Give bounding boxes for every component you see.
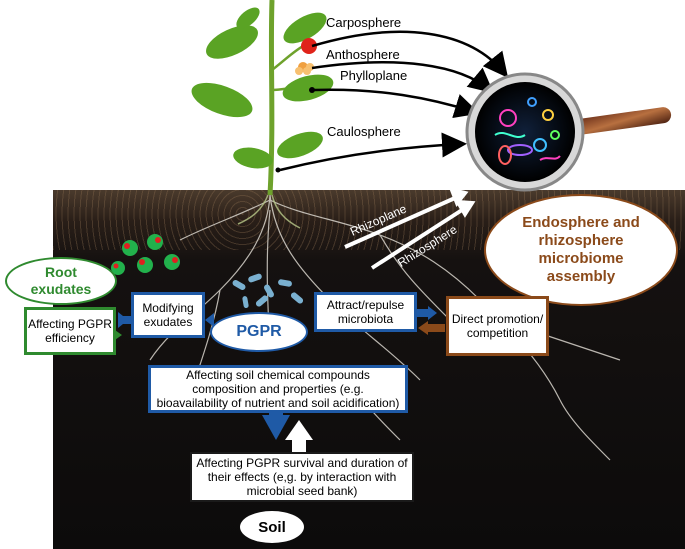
- pgpr-label: PGPR: [236, 323, 282, 340]
- root-exudates-oval: Root exudates: [5, 257, 117, 305]
- plant-to-lens-arrows: [279, 30, 509, 172]
- label-phylloplane: Phylloplane: [340, 68, 408, 83]
- pgpr-oval: PGPR: [210, 312, 308, 352]
- root-exudates-label: Root exudates: [30, 264, 92, 297]
- rhizo-arrows: [344, 187, 476, 270]
- magnifier-icon: [465, 72, 672, 192]
- flow-arrows: [112, 306, 445, 452]
- label-caulosphere: Caulosphere: [327, 124, 401, 139]
- box-pgpr-survival: Affecting PGPR survival and duration of …: [190, 452, 414, 502]
- box-affecting-pgpr-efficiency: Affecting PGPR efficiency: [24, 307, 116, 355]
- anthosphere-flower: [295, 62, 314, 75]
- pgpr-bacteria: [232, 273, 304, 309]
- endosphere-title: Endosphere and rhizosphere microbiome as…: [522, 214, 640, 285]
- plant-leaves: [191, 7, 334, 169]
- box-soil-chemical: Affecting soil chemical compounds compos…: [148, 365, 408, 413]
- soil-label: Soil: [258, 518, 286, 536]
- label-carposphere: Carposphere: [326, 15, 402, 30]
- label-anthosphere: Anthosphere: [326, 47, 400, 62]
- box-modifying-exudates: Modifying exudates: [131, 292, 205, 338]
- box-attract-repulse: Attract/repulse microbiota: [314, 292, 417, 332]
- box-direct-promotion: Direct promotion/ competition: [446, 296, 549, 356]
- endosphere-oval: Endosphere and rhizosphere microbiome as…: [484, 194, 678, 306]
- soil-oval: Soil: [240, 511, 304, 543]
- carposphere-fruit: [301, 38, 317, 54]
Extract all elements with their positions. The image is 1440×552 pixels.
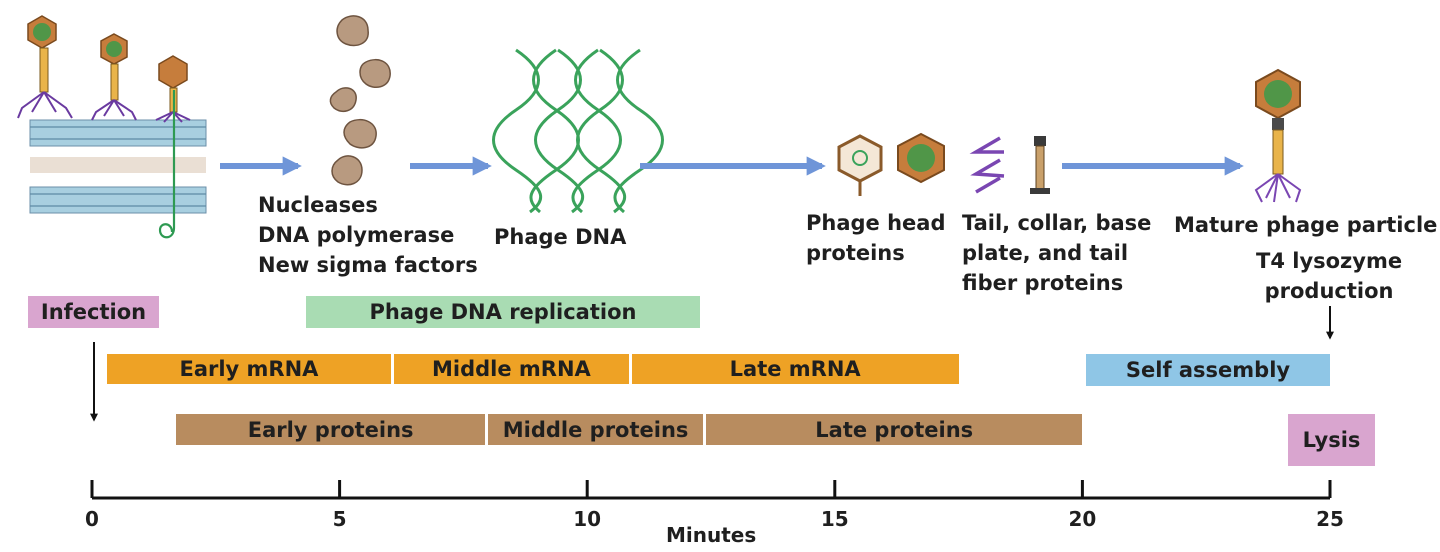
protein-bar-1: Middle proteins [488, 414, 704, 445]
phage-1-icon [17, 15, 73, 119]
tick-label-3: 15 [820, 507, 849, 531]
dna-replication-bar: Phage DNA replication [306, 296, 700, 328]
tick-label-2: 10 [573, 507, 602, 531]
mature-particle-label: Mature phage particle [1174, 213, 1438, 237]
enzyme-blobs-icon [329, 15, 391, 186]
self-assembly-bar: Self assembly [1086, 354, 1330, 386]
protein-bar-2: Late proteins [706, 414, 1083, 445]
phage-on-membrane-icon [17, 15, 207, 239]
tick-label-0: 0 [85, 507, 99, 531]
mrna-bar-1: Middle mRNA [394, 354, 629, 384]
protein-bar-0: Early proteins [176, 414, 486, 445]
lysozyme-label: T4 lysozyme production [1256, 249, 1403, 303]
phage-head-icon [837, 132, 945, 196]
tick-label-5: 25 [1316, 507, 1344, 531]
phage-dna-label: Phage DNA [494, 225, 627, 249]
enzymes-label: Nucleases DNA polymerase New sigma facto… [258, 193, 478, 277]
phage-3-icon [155, 55, 191, 239]
dna-helix-icon [492, 48, 664, 214]
infection-box: Infection [28, 296, 159, 328]
axis-label: Minutes [666, 523, 757, 547]
mrna-bar-2: Late mRNA [631, 354, 959, 384]
tick-label-4: 20 [1068, 507, 1097, 531]
lysis-box: Lysis [1288, 414, 1375, 466]
mature-phage-icon [1254, 68, 1302, 203]
phage-2-icon [91, 33, 137, 121]
tick-label-1: 5 [332, 507, 347, 531]
head-proteins-label: Phage head proteins [806, 211, 946, 265]
tail-parts-icon [969, 136, 1050, 194]
mrna-bar-0: Early mRNA [106, 354, 392, 384]
tail-proteins-label: Tail, collar, base plate, and tail fiber… [962, 211, 1152, 295]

Assigned task:
Go through the material above, find each line with the string "mRNA", and copy it.

Reply:
mrna-bar-1: Middle mRNA [394, 354, 629, 384]
mrna-bar-2: Late mRNA [631, 354, 959, 384]
mrna-bar-0: Early mRNA [106, 354, 392, 384]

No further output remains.